#### Directive:
Go through the entries below and pick out every line with "мост".

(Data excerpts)
- - -
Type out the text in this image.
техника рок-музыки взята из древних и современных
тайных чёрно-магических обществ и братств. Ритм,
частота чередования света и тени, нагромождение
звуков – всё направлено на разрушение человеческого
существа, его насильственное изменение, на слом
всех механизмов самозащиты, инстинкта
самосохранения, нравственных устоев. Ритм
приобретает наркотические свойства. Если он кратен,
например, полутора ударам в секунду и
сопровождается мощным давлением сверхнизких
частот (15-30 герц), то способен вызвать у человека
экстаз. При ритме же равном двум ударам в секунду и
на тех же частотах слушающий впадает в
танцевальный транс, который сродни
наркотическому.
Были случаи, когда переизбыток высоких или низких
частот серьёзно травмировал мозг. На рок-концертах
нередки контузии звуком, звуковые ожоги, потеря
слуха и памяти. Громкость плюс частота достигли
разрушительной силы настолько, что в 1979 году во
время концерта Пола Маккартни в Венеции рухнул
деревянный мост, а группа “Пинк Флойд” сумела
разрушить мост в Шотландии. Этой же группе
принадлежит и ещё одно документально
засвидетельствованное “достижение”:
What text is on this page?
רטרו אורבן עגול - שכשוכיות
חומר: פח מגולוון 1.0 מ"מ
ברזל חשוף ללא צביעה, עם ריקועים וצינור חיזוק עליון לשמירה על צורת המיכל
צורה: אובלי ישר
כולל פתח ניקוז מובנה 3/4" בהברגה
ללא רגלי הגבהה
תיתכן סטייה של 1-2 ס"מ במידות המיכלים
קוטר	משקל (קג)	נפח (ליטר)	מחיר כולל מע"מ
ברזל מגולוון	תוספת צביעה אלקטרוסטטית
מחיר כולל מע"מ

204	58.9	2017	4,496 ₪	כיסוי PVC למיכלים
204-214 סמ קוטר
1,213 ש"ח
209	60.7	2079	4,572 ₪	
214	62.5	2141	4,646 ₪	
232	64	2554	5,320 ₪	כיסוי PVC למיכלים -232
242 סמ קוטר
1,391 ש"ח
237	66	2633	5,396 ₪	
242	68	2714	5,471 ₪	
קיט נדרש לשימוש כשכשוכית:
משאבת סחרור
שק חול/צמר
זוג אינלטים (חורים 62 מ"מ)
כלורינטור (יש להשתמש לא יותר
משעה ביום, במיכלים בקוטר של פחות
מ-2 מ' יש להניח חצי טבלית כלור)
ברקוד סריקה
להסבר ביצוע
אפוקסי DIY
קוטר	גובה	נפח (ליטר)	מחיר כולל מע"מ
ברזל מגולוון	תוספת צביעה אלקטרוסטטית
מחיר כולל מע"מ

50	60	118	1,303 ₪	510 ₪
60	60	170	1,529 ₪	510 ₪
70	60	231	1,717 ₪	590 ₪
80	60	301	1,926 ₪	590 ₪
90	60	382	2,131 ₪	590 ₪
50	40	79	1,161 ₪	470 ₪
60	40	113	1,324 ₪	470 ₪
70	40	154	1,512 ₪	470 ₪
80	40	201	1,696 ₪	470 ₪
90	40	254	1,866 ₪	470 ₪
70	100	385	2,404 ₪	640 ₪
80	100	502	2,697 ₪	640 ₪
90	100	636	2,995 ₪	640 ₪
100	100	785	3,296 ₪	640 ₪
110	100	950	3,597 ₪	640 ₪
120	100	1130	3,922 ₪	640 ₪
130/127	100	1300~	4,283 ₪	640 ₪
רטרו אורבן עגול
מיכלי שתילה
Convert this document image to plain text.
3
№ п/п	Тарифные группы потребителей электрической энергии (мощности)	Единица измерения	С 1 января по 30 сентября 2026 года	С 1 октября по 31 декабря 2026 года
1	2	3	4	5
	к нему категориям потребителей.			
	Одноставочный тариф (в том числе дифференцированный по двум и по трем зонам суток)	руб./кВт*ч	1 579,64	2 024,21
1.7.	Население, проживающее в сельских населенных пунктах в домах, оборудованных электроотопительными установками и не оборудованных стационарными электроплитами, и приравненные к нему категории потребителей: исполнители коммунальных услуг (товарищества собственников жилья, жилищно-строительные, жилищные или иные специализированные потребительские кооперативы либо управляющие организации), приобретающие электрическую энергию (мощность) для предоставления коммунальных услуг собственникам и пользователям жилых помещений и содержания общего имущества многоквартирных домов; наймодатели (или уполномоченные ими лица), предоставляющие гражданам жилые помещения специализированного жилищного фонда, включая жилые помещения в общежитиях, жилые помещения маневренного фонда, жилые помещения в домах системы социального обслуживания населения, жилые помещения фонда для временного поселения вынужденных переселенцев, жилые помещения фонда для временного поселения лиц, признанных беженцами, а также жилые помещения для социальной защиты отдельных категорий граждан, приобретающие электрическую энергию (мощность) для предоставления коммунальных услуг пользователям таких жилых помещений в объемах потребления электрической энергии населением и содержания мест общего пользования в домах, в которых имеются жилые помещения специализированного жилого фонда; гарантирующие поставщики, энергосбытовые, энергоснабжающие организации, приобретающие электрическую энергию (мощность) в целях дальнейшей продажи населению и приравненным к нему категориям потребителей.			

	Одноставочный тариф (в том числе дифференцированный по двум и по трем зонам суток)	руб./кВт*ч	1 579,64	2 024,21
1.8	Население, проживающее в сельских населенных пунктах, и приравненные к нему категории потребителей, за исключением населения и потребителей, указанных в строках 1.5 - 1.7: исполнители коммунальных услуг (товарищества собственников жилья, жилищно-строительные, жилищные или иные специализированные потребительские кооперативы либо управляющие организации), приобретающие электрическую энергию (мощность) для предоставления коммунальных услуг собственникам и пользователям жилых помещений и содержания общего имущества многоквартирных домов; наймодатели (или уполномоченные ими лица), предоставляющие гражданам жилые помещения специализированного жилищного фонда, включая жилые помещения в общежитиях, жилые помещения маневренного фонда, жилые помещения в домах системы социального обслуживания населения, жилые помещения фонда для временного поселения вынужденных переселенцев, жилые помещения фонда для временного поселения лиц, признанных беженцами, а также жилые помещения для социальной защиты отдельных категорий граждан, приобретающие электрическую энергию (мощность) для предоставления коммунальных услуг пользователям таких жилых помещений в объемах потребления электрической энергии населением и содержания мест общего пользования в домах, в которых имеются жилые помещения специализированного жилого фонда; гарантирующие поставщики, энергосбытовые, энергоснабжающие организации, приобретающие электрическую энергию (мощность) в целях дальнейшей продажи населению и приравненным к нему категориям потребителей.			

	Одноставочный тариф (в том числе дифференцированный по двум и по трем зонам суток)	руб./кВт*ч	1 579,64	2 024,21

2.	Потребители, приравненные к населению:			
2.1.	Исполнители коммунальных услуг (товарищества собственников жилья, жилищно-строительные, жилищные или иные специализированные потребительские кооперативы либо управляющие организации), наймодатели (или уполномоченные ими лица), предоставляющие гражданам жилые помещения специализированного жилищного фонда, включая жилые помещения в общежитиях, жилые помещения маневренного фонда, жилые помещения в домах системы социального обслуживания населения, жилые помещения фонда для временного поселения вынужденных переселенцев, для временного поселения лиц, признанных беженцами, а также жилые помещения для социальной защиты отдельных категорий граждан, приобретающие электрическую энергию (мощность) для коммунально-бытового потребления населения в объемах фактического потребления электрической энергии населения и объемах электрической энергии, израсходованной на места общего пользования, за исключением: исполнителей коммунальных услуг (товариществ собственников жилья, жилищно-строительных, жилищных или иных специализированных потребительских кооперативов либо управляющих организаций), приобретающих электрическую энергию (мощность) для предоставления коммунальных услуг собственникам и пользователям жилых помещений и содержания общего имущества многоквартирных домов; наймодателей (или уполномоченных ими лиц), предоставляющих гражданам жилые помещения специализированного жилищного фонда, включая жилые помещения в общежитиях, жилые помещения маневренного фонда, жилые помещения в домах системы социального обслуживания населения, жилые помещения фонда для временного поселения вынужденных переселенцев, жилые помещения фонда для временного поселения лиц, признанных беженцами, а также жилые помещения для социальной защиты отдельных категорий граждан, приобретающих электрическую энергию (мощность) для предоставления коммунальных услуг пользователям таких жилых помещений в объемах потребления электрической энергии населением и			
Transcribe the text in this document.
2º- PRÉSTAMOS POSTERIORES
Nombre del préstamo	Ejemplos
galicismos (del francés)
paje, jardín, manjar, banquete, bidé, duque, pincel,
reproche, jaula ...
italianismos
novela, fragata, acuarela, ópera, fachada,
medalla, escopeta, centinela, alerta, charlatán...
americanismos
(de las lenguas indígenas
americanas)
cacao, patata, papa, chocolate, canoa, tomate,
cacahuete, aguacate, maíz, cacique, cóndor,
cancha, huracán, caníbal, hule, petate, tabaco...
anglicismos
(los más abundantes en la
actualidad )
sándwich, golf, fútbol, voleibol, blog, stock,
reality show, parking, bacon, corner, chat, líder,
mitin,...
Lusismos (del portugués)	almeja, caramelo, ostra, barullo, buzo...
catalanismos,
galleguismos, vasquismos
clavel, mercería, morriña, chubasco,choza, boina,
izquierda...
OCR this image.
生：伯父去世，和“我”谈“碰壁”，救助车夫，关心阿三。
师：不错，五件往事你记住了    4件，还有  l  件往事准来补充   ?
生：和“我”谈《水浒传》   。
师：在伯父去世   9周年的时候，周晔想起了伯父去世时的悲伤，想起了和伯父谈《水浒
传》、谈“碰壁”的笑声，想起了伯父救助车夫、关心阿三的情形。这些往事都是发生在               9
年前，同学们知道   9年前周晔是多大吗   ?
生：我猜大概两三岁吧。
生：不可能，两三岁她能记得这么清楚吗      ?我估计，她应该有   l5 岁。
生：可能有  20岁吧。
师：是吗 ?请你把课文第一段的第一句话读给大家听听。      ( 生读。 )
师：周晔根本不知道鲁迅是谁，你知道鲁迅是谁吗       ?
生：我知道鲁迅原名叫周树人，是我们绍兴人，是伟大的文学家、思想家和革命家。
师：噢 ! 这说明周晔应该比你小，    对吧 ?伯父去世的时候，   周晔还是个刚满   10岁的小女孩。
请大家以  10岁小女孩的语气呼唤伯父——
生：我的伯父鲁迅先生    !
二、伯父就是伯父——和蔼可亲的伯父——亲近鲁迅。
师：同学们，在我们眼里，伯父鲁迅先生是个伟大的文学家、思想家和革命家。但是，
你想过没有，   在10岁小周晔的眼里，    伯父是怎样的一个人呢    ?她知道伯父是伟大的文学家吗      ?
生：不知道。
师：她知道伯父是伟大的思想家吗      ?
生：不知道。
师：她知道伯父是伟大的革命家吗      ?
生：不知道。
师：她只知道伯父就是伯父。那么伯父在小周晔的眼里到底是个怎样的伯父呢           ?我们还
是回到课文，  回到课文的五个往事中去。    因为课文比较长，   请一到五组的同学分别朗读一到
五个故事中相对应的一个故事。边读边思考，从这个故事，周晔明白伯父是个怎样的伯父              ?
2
- - -
#### Solution for this problem:
деревянный мост, а группа “Пинк Флойд” сумела
разрушить мост в Шотландии. Этой же группе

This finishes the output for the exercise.